Extracted records
○ ○ ○ ○ ○ ○ ○

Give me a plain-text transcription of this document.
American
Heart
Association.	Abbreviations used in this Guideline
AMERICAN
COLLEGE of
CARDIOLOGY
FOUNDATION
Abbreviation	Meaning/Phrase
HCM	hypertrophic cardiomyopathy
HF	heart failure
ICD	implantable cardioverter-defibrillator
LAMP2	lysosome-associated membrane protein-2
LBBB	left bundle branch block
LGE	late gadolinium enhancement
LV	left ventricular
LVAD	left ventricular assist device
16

○ ○ ○ ○ ○ ○ ○

▶ **Aim of the task**:
Tell how many lines of the entries above include "this". The answer should be the number and nothing more.

▶ **Expected answer**:
2